-- What you will do --
From the listing below, pull each line that includes "text".

-- Data lines --

══════

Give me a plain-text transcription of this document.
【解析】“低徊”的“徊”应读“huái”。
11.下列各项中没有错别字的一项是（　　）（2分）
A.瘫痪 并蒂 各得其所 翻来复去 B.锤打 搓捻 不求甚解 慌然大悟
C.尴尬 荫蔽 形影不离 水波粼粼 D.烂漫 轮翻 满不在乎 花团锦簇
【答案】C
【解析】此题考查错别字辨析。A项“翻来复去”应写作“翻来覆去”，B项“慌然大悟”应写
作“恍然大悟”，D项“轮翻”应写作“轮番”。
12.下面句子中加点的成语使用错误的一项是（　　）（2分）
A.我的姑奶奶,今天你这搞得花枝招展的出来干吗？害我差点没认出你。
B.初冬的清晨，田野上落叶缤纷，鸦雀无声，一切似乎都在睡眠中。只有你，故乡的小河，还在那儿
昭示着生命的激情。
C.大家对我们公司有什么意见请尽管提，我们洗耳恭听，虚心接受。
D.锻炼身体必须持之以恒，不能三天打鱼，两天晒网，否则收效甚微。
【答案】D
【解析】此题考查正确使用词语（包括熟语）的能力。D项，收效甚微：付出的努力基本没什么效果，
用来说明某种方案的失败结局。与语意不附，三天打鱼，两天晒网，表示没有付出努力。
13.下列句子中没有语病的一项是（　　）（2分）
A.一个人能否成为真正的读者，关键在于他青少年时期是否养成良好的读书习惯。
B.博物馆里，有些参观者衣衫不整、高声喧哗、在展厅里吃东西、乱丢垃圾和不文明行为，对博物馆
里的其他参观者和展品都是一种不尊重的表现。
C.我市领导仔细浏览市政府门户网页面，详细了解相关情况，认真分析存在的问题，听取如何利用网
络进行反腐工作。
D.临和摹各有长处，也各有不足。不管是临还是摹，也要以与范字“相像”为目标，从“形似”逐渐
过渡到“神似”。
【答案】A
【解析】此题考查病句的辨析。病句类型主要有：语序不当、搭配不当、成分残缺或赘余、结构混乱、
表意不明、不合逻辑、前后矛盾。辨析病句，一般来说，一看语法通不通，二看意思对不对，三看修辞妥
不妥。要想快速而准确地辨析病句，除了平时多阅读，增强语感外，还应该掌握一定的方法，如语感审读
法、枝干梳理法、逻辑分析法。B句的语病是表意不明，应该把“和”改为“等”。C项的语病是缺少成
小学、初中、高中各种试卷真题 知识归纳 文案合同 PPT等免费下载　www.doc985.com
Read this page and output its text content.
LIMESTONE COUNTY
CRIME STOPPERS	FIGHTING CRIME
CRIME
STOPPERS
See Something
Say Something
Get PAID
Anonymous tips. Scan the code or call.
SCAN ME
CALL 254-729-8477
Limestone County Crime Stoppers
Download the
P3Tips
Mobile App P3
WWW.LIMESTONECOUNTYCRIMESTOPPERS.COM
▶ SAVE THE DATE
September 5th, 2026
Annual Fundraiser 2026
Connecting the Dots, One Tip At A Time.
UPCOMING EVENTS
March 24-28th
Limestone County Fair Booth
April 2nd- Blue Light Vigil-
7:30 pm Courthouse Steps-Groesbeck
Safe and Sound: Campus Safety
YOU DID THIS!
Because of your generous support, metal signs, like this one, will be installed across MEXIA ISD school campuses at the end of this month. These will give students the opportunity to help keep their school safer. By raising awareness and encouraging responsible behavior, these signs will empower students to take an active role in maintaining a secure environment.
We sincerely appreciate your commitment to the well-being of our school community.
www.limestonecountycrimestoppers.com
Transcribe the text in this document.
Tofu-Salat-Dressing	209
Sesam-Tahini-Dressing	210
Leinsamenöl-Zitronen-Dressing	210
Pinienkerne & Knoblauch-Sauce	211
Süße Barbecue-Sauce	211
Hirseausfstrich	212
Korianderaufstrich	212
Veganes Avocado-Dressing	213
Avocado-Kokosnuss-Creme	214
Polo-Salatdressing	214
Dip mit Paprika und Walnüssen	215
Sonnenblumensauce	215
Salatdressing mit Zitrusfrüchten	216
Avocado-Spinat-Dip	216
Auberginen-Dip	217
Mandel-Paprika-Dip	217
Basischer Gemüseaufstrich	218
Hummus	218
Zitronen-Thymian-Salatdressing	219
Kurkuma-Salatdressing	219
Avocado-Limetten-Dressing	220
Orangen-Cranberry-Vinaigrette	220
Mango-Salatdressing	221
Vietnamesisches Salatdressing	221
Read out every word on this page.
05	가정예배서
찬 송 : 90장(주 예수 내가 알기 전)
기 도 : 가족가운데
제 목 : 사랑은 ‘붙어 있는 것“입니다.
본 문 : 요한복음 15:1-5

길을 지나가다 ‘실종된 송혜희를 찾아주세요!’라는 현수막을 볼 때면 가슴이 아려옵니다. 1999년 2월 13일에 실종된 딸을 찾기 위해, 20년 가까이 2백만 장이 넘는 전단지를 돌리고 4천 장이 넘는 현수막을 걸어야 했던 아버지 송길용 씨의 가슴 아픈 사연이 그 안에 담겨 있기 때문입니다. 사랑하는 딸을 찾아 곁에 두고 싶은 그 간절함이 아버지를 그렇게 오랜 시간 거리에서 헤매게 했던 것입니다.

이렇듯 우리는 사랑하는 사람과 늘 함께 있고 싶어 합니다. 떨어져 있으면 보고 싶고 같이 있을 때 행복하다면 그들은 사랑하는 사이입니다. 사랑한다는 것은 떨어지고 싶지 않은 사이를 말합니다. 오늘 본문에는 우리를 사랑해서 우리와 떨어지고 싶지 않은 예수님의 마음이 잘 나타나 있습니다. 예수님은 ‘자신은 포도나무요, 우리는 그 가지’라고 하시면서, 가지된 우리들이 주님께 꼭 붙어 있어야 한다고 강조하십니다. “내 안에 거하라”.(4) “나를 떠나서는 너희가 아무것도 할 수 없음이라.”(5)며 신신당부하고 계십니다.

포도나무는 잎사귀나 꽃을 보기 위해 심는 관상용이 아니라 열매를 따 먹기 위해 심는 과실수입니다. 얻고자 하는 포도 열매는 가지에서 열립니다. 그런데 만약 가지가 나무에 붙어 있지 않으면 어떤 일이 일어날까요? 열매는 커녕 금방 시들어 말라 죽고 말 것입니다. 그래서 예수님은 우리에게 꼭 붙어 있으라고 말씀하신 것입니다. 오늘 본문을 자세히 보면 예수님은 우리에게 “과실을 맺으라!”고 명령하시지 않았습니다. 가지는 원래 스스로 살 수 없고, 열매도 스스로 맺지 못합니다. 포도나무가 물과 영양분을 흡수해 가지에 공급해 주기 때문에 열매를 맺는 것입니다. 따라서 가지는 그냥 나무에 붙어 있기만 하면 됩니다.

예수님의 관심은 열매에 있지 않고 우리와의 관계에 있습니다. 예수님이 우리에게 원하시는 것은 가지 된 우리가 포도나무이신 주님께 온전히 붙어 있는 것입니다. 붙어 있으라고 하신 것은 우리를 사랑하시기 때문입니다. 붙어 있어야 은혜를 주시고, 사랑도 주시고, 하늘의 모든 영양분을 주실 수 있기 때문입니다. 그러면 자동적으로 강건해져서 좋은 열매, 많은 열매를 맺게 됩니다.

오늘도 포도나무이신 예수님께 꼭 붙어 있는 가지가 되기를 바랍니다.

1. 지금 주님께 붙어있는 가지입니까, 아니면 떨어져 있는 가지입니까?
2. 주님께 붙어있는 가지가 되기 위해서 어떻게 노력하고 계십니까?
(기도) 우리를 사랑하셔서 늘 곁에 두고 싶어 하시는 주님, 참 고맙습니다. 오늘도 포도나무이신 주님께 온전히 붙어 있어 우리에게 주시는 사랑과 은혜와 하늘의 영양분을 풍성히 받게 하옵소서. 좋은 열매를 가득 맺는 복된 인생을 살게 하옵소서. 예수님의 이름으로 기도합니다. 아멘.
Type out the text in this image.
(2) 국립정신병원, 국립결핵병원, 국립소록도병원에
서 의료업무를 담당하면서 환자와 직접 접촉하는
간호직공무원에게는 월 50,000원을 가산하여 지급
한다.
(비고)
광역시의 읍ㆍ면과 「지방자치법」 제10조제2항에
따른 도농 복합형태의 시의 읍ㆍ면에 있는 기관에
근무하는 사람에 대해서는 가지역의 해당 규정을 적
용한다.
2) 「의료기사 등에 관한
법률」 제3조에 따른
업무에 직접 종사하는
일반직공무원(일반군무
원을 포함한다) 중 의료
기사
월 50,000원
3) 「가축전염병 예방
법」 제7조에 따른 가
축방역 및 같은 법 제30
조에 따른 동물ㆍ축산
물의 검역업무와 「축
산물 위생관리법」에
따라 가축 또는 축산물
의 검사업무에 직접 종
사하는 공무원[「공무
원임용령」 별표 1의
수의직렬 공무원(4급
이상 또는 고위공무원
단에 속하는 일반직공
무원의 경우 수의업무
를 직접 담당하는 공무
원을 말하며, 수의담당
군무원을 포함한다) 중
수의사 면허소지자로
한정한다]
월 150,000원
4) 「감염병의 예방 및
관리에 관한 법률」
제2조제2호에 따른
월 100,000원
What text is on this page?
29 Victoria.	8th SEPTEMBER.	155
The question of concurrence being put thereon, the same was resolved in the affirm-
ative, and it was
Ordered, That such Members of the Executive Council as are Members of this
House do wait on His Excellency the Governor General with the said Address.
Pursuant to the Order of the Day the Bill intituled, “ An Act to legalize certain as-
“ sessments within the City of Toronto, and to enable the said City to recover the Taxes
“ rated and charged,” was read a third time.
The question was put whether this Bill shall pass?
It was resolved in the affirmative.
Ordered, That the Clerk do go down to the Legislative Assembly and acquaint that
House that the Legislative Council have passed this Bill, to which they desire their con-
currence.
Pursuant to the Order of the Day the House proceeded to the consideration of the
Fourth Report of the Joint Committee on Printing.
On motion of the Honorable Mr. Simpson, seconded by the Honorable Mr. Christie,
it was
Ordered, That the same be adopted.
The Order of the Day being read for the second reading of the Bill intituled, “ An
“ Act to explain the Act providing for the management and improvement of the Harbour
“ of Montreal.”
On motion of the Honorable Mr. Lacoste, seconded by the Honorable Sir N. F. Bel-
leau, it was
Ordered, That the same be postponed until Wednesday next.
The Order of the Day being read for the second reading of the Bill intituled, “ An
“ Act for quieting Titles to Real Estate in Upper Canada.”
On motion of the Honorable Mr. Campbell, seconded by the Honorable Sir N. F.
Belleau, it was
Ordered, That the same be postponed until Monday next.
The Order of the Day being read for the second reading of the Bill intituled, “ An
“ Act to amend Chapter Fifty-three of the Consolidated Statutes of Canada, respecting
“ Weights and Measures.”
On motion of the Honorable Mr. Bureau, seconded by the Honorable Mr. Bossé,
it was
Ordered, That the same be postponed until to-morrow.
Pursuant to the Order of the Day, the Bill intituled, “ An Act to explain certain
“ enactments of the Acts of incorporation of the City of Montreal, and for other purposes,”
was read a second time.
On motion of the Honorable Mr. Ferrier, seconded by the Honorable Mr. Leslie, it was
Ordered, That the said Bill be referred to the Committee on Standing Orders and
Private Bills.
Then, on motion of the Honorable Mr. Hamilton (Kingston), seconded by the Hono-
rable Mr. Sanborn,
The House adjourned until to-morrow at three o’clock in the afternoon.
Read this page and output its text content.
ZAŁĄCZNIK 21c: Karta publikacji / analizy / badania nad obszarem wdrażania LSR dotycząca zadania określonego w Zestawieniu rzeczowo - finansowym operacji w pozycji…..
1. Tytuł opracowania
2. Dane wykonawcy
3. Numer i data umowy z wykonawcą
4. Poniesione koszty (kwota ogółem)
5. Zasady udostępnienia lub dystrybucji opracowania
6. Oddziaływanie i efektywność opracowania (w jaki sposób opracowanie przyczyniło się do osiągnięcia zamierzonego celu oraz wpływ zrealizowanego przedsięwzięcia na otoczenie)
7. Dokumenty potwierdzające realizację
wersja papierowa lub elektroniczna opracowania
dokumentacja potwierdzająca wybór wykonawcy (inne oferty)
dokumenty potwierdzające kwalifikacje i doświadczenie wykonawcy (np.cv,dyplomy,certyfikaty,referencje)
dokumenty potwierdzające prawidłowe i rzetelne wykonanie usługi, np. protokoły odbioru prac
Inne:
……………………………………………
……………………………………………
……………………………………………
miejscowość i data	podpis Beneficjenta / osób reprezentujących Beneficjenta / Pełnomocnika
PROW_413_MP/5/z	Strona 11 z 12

══════

-- Correct output --
Give me a plain-text transcription of this document.
Read this page and output its text content.
Transcribe the text in this document.
Type out the text in this image.
What text is on this page?
Read this page and output its text content.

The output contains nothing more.